Instructions to follow:
Return the listing below exactly, with the pictures dropped.
[START Excerpted records]
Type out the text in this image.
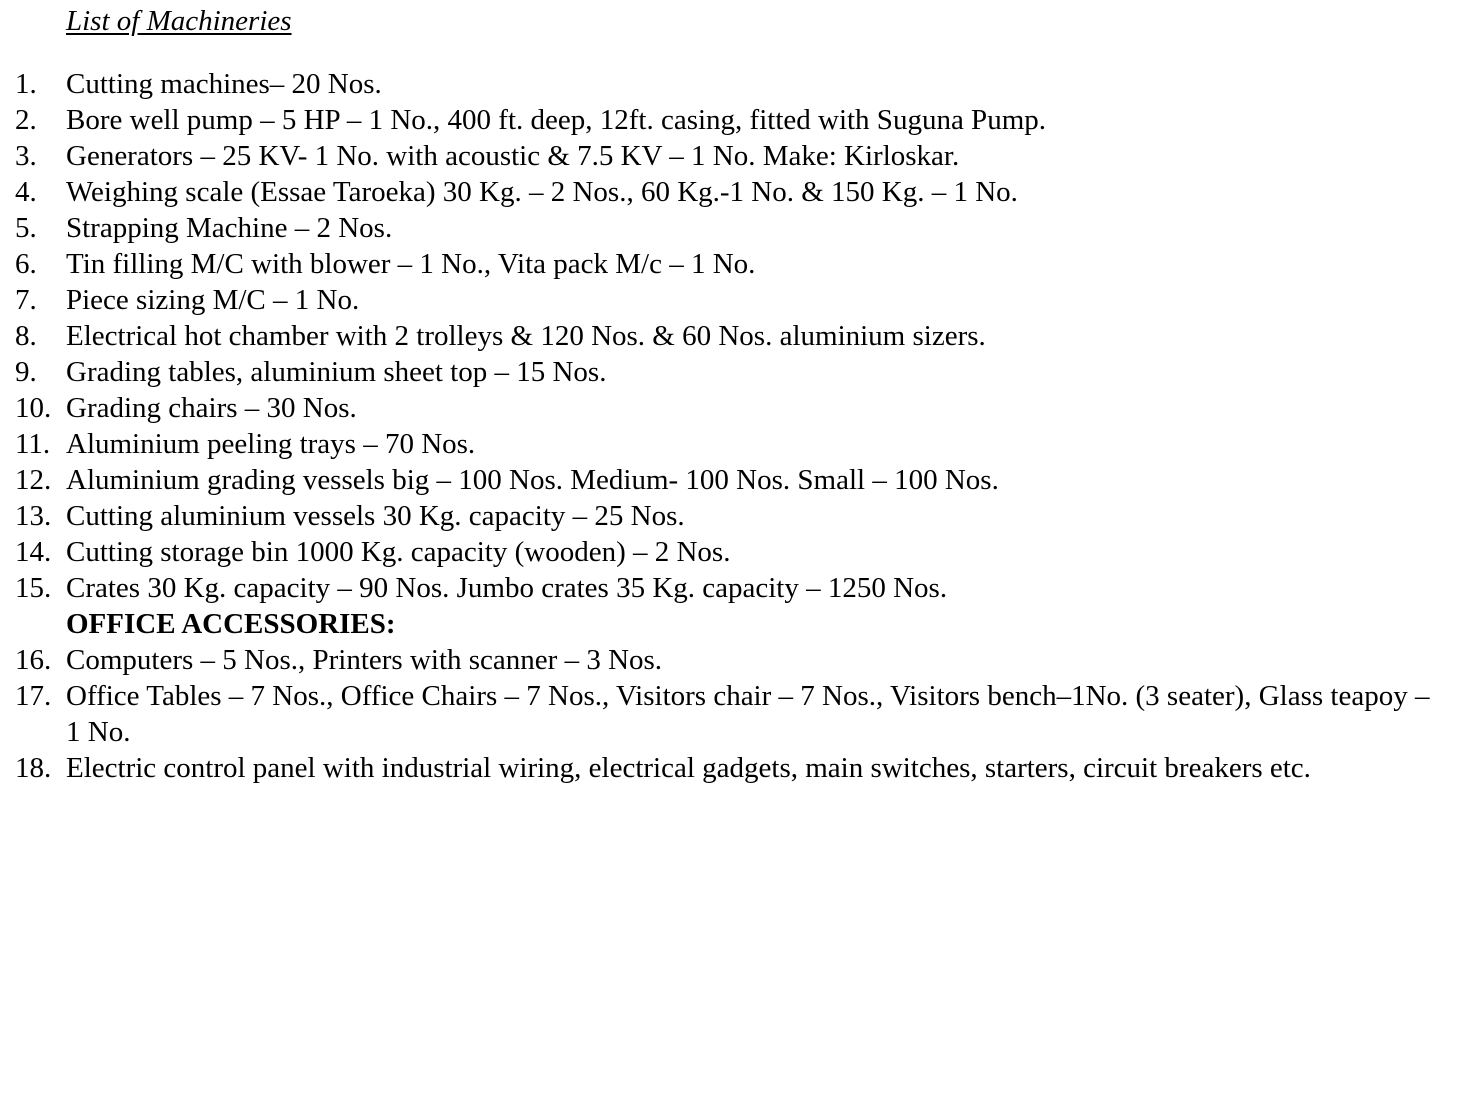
List of Machineries
1.	Cutting machines– 20 Nos.
2.	Bore well pump – 5 HP – 1 No., 400 ft. deep, 12ft. casing, fitted with Suguna Pump.
3.	Generators – 25 KV- 1 No. with acoustic & 7.5 KV – 1 No. Make: Kirloskar.
4.	Weighing scale (Essae Taroeka) 30 Kg. – 2 Nos., 60 Kg.-1 No. & 150 Kg. – 1 No.
5.	Strapping Machine – 2 Nos.
6.	Tin filling M/C with blower – 1 No., Vita pack M/c – 1 No.
7.	Piece sizing M/C – 1 No.
8.	Electrical hot chamber with 2 trolleys & 120 Nos. & 60 Nos. aluminium sizers.
9.	Grading tables, aluminium sheet top – 15 Nos.
10. Grading chairs – 30 Nos.
11. Aluminium peeling trays – 70 Nos.
12. Aluminium grading vessels big – 100 Nos. Medium- 100 Nos. Small – 100 Nos.
13. Cutting aluminium vessels 30 Kg. capacity – 25 Nos.
14. Cutting storage bin 1000 Kg. capacity (wooden) – 2 Nos.
15. Crates 30 Kg. capacity – 90 Nos. Jumbo crates 35 Kg. capacity – 1250 Nos.
OFFICE ACCESSORIES:
16. Computers – 5 Nos., Printers with scanner – 3 Nos.
17. Office Tables – 7 Nos., Office Chairs – 7 Nos., Visitors chair – 7 Nos., Visitors bench–1No. (3 seater), Glass teapoy – 1 No.
18. Electric control panel with industrial wiring, electrical gadgets, main switches, starters, circuit breakers etc.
[END Excerpted records]
Response to this task:
Type out the text in this image.
List of Machineries
1.	Cutting machines– 20 Nos.
2.	Bore well pump – 5 HP – 1 No., 400 ft. deep, 12ft. casing, fitted with Suguna Pump.
3.	Generators – 25 KV- 1 No. with acoustic & 7.5 KV – 1 No. Make: Kirloskar.
4.	Weighing scale (Essae Taroeka) 30 Kg. – 2 Nos., 60 Kg.-1 No. & 150 Kg. – 1 No.
5.	Strapping Machine – 2 Nos.
6.	Tin filling M/C with blower – 1 No., Vita pack M/c – 1 No.
7.	Piece sizing M/C – 1 No.
8.	Electrical hot chamber with 2 trolleys & 120 Nos. & 60 Nos. aluminium sizers.
9.	Grading tables, aluminium sheet top – 15 Nos.
10. Grading chairs – 30 Nos.
11. Aluminium peeling trays – 70 Nos.
12. Aluminium grading vessels big – 100 Nos. Medium- 100 Nos. Small – 100 Nos.
13. Cutting aluminium vessels 30 Kg. capacity – 25 Nos.
14. Cutting storage bin 1000 Kg. capacity (wooden) – 2 Nos.
15. Crates 30 Kg. capacity – 90 Nos. Jumbo crates 35 Kg. capacity – 1250 Nos.
OFFICE ACCESSORIES:
16. Computers – 5 Nos., Printers with scanner – 3 Nos.
17. Office Tables – 7 Nos., Office Chairs – 7 Nos., Visitors chair – 7 Nos., Visitors bench–1No. (3 seater), Glass teapoy – 1 No.
18. Electric control panel with industrial wiring, electrical gadgets, main switches, starters, circuit breakers etc.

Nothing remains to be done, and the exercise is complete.